= EXERCISE AIM =
Examine the records and identify each line that includes the string "habia". Copy those lines.

= RECORDS SUPPLIED =
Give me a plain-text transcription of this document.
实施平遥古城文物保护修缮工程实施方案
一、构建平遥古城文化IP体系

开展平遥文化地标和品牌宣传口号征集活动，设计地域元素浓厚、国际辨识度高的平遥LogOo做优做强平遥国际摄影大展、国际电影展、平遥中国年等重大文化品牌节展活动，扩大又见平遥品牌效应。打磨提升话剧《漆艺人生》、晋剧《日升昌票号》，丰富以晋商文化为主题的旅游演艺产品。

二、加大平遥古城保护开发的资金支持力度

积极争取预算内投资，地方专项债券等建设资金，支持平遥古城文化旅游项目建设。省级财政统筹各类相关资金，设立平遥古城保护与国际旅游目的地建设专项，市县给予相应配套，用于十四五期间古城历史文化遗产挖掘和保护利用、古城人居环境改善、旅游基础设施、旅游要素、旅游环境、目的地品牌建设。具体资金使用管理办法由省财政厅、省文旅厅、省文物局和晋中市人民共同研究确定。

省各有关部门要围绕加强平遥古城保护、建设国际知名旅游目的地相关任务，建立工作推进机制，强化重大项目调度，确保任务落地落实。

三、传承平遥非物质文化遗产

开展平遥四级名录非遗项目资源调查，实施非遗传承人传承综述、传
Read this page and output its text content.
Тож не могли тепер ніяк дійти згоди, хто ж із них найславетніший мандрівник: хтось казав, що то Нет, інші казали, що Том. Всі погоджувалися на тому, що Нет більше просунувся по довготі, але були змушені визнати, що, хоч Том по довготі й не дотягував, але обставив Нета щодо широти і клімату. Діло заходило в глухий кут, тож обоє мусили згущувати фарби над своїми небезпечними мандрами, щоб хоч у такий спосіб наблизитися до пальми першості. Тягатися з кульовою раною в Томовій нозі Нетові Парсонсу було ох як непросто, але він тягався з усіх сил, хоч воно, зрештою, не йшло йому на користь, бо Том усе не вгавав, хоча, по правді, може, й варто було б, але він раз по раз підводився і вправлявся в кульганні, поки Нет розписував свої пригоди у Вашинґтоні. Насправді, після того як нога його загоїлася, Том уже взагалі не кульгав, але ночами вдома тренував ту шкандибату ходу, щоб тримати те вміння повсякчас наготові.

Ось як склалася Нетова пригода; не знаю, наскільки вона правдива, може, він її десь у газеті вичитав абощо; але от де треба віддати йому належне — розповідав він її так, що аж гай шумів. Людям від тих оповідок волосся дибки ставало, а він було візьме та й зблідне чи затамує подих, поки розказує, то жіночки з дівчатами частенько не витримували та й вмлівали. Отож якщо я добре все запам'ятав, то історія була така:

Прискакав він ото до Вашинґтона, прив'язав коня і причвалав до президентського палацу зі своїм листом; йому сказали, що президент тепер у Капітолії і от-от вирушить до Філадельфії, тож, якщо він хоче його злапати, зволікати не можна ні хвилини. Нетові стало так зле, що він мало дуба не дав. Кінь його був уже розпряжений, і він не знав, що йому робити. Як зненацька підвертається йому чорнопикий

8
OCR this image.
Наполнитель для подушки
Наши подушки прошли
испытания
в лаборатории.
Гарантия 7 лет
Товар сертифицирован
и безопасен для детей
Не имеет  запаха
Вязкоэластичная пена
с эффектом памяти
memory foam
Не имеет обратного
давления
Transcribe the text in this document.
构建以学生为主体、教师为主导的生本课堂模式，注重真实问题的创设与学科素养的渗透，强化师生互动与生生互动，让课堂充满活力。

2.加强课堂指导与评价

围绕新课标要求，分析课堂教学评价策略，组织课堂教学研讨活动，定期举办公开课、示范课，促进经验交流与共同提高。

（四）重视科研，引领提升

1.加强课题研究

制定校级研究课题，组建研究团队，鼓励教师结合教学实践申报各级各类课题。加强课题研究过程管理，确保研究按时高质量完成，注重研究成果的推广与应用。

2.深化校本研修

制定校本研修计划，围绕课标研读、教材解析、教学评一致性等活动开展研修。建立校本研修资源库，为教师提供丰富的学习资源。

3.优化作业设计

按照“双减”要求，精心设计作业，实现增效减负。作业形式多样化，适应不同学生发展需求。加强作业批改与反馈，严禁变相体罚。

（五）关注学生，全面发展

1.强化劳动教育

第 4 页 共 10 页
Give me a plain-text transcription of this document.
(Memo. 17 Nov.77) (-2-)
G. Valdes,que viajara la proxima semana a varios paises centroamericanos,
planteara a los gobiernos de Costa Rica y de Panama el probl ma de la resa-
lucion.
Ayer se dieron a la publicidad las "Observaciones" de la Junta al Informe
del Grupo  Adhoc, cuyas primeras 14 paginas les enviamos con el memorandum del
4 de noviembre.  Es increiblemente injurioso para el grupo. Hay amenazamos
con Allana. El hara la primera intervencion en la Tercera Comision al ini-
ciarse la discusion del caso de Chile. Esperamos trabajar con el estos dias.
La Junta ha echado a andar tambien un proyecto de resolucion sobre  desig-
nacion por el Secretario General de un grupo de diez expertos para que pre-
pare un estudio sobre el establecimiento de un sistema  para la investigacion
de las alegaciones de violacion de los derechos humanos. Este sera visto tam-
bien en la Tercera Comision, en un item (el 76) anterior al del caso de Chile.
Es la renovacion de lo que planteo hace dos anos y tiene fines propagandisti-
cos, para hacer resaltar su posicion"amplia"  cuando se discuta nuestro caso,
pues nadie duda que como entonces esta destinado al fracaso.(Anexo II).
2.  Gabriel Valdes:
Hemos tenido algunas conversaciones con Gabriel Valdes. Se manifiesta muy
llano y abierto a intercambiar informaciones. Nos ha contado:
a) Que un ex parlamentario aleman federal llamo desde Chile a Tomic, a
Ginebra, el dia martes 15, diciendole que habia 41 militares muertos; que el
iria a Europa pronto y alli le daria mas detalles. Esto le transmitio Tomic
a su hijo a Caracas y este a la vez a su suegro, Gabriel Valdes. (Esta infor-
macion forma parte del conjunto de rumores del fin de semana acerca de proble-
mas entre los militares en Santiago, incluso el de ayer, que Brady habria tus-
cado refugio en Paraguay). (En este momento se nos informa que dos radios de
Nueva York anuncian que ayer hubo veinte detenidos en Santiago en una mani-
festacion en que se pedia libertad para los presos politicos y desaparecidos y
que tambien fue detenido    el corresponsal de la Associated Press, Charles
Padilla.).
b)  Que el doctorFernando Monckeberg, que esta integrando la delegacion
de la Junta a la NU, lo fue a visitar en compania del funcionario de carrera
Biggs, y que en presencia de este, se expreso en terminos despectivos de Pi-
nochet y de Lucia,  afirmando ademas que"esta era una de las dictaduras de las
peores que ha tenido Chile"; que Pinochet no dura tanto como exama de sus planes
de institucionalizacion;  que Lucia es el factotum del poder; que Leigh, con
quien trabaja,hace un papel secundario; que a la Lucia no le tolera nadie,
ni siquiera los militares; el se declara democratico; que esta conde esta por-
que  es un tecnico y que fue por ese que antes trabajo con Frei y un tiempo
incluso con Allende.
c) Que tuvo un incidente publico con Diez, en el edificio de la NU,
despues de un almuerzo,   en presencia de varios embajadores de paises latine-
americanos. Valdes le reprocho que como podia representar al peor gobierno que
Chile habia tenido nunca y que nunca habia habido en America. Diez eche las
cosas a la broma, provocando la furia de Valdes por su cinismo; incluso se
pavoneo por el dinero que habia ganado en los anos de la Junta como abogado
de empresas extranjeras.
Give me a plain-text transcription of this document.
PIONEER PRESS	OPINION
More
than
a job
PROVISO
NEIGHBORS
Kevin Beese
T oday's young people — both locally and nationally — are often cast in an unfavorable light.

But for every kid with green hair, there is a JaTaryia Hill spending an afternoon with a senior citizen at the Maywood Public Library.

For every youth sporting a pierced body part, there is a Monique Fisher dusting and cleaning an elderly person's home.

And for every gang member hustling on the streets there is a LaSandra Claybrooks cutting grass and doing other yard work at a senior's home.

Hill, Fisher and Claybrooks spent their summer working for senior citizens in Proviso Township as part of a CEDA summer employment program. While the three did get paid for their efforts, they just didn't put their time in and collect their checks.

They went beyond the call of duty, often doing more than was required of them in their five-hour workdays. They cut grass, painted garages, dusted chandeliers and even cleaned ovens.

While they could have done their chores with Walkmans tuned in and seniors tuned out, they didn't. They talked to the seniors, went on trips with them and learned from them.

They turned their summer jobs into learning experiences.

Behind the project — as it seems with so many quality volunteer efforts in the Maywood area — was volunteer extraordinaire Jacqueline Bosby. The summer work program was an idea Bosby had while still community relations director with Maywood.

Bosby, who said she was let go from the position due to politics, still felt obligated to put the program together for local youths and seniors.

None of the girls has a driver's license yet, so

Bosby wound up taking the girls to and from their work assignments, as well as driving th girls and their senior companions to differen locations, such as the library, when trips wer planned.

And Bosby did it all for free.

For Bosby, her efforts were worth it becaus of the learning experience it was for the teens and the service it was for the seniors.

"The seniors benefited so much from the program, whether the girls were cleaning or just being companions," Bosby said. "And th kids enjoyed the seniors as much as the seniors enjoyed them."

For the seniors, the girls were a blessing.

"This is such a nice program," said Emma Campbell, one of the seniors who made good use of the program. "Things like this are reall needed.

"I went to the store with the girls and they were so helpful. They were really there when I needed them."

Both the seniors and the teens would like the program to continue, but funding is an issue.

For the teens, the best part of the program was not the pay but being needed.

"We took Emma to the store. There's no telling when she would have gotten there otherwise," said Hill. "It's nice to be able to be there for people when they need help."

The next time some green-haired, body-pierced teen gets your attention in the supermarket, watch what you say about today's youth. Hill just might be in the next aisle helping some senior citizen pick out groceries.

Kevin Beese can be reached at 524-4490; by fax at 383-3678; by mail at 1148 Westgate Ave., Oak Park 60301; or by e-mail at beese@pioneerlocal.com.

= OUTPUT FOR THIS TASK =
Ginebra, el dia martes 15, diciendole que habia 41 militares muertos; que el
Chile habia tenido nunca y que nunca habia habido en America. Diez eche las
pavoneo por el dinero que habia ganado en los anos de la Junta como abogado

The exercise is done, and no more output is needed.